→ Written instruction: Go through the records below line by line, counting those that contain the word "this"; answer with the count only.

Figure collection entries:
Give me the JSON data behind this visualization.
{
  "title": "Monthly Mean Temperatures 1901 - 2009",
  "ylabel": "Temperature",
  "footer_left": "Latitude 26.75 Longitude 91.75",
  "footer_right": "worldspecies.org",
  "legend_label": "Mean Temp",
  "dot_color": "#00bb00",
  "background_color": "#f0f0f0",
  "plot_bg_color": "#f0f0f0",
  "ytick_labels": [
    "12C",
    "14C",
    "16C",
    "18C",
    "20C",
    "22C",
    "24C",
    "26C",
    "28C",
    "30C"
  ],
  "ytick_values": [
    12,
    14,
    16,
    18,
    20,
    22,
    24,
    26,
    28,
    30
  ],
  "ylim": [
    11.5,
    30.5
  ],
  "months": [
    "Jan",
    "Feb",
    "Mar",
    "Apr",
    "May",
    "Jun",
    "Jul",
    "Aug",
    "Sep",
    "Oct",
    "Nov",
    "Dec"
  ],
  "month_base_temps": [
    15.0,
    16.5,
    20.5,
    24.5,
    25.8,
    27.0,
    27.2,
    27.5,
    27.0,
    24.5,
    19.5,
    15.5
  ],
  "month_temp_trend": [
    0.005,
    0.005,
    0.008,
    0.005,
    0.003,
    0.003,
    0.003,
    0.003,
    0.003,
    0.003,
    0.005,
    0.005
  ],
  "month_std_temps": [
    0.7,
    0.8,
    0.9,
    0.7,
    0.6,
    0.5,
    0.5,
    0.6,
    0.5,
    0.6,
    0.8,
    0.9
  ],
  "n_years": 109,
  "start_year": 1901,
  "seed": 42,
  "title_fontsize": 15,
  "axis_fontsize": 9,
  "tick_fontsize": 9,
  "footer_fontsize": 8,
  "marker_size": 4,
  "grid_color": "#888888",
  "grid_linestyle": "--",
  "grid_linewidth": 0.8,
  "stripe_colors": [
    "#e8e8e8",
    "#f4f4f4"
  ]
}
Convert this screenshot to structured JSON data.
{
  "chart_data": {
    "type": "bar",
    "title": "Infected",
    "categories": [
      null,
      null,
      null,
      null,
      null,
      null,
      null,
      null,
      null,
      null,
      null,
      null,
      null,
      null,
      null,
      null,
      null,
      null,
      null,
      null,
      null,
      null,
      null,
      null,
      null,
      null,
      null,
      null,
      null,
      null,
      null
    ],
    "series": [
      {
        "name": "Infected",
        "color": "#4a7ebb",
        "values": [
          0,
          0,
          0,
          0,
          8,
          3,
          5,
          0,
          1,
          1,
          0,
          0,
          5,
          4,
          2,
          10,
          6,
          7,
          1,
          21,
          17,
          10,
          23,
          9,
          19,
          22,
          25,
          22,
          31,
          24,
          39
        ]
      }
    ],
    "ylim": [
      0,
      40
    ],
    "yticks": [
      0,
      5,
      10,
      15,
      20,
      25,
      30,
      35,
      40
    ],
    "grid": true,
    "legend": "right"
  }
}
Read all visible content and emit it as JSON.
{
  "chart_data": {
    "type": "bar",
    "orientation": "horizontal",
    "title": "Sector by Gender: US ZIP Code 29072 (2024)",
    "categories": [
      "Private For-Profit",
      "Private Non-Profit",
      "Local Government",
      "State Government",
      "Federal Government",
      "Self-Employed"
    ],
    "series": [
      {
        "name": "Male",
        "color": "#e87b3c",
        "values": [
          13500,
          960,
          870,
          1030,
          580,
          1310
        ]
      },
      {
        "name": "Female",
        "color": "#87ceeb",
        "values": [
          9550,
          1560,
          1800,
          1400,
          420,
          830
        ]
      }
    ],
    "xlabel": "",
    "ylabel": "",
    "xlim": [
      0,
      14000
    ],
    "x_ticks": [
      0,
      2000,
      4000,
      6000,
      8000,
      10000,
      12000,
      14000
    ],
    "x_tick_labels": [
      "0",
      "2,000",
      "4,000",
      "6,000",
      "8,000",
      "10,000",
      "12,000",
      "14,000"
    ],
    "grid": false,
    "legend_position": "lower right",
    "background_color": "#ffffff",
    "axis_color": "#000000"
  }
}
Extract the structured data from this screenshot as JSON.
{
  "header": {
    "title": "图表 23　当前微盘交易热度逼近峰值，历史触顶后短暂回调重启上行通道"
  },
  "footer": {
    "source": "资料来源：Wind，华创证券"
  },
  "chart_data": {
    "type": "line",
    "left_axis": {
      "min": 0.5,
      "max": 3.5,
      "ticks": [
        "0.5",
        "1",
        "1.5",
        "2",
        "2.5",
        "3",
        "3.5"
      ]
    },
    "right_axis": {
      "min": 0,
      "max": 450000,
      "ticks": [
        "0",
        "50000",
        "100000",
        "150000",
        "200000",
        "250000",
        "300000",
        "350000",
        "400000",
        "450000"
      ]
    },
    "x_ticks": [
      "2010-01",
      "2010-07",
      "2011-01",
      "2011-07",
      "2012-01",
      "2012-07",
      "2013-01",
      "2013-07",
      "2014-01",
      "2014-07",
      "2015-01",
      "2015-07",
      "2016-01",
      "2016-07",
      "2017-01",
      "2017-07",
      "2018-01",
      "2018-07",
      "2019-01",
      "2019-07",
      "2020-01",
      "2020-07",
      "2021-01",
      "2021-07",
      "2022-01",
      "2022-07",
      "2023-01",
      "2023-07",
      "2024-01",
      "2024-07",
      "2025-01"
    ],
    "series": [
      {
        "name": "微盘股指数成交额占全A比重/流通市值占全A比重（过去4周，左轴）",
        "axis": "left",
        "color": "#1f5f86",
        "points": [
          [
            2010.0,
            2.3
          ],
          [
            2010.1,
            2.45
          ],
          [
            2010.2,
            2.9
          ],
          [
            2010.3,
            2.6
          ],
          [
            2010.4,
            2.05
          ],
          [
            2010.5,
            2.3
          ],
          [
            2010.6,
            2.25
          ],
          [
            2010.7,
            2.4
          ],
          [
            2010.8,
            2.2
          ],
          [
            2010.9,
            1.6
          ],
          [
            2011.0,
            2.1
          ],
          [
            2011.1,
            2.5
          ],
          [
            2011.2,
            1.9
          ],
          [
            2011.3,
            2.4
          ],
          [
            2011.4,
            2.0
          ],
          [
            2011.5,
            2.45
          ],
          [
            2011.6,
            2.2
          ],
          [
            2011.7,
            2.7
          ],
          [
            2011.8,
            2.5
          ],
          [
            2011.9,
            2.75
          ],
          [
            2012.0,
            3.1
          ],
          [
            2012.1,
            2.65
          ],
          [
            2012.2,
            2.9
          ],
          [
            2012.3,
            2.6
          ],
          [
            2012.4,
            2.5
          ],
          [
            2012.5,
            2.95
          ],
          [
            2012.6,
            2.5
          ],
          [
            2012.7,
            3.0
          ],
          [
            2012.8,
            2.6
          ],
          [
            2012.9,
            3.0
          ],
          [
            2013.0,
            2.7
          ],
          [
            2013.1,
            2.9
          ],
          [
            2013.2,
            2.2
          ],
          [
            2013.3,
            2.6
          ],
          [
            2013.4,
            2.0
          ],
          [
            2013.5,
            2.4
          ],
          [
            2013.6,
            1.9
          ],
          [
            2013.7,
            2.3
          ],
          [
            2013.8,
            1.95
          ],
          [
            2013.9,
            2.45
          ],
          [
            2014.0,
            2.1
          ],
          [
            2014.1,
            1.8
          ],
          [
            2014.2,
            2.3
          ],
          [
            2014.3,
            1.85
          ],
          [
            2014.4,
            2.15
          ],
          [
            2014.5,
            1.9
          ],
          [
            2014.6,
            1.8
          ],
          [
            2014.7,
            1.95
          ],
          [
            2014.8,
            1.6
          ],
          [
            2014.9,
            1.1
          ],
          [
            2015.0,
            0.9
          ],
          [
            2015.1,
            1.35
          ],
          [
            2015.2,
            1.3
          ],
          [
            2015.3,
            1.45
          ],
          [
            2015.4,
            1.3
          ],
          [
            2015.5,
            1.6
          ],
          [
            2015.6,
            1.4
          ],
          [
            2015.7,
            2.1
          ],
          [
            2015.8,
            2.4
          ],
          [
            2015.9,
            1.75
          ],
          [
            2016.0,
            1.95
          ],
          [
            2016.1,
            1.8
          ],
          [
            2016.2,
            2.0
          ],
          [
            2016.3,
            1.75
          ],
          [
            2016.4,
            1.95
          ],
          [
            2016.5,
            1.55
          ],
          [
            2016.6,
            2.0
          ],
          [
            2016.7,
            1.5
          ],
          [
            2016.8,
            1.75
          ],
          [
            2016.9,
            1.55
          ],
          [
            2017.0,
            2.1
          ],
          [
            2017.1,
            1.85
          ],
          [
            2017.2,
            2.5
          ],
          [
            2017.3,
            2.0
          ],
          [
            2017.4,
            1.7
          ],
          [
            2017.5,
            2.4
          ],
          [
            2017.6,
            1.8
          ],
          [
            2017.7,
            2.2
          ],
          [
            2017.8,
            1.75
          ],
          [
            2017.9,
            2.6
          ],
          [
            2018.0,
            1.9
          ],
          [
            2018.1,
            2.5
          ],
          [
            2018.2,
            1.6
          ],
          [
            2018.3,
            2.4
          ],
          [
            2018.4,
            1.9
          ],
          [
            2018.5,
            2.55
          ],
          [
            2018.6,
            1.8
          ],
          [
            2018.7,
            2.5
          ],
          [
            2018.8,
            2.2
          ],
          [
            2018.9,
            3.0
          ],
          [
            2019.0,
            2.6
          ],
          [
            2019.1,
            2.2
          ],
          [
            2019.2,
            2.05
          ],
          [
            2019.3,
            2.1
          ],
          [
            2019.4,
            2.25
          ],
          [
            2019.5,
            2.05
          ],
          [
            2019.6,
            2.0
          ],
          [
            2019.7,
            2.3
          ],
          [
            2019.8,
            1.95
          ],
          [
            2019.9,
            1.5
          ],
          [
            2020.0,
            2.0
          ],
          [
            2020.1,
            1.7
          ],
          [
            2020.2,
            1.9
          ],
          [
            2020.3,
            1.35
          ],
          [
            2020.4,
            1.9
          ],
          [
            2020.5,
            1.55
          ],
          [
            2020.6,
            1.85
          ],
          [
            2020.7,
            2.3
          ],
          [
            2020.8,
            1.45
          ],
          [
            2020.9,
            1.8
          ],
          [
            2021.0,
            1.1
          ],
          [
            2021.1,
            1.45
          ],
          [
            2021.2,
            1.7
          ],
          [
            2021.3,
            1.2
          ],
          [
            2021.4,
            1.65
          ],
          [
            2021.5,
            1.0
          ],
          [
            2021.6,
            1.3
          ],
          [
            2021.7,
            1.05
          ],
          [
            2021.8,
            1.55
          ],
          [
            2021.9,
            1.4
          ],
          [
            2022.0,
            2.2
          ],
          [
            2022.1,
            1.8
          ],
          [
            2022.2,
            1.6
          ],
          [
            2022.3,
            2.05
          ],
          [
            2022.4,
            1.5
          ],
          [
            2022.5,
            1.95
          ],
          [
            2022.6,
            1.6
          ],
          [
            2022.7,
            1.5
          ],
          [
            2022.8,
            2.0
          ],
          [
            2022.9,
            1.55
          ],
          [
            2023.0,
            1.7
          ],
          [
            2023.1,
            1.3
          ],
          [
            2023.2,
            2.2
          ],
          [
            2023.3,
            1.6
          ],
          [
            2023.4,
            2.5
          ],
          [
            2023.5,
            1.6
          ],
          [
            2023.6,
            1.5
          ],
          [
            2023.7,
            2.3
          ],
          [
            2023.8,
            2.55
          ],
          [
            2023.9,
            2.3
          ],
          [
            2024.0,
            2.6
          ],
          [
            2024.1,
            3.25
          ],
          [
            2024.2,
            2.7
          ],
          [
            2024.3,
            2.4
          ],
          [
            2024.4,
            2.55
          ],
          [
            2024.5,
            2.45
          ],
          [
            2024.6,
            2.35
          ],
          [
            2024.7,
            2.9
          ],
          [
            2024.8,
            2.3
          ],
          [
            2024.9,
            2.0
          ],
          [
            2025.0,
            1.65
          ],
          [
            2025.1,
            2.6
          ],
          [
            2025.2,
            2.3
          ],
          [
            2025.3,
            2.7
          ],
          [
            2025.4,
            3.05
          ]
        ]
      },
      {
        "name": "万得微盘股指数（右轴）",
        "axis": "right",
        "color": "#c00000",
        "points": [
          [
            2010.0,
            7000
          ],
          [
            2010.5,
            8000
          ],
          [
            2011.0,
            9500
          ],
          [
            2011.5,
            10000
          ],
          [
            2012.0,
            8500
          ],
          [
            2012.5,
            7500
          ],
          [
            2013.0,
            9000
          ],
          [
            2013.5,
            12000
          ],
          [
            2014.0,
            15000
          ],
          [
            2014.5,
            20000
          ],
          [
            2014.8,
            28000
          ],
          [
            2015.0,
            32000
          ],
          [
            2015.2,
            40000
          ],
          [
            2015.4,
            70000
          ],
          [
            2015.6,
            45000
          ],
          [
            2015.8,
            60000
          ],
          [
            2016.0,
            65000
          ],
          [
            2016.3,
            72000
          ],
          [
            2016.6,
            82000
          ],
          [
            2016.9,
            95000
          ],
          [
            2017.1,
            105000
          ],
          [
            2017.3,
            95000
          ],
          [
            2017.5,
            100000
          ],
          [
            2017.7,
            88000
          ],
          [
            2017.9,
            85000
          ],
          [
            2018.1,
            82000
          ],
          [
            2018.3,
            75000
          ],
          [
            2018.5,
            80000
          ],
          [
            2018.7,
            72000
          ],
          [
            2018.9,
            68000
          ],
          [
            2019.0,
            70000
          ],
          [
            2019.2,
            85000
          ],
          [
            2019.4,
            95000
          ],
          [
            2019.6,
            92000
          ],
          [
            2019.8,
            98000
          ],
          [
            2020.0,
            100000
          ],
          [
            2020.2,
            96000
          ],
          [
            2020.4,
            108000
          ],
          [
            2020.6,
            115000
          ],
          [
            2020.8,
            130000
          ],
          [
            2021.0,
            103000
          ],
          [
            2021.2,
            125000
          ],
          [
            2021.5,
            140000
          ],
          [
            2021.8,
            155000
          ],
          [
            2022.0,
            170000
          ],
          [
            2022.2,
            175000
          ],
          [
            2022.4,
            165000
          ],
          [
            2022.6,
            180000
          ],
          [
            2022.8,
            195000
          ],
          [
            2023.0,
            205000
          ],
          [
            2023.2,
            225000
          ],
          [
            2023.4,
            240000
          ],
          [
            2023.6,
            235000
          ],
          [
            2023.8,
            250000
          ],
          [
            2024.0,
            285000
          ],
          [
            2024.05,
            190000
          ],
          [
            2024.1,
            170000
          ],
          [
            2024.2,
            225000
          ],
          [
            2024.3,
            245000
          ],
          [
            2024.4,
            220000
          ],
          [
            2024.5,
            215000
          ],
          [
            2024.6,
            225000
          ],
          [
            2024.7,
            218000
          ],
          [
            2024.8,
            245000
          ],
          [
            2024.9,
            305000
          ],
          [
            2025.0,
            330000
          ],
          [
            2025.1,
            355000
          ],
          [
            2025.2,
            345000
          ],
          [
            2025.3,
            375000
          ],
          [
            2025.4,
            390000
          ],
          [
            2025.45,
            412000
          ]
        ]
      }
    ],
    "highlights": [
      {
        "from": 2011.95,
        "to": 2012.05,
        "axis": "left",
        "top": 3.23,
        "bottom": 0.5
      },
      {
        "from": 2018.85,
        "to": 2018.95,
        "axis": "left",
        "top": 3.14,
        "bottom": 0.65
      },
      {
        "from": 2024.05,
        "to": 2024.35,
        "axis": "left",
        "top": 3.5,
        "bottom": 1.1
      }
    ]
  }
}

→ Output of the exercise: 3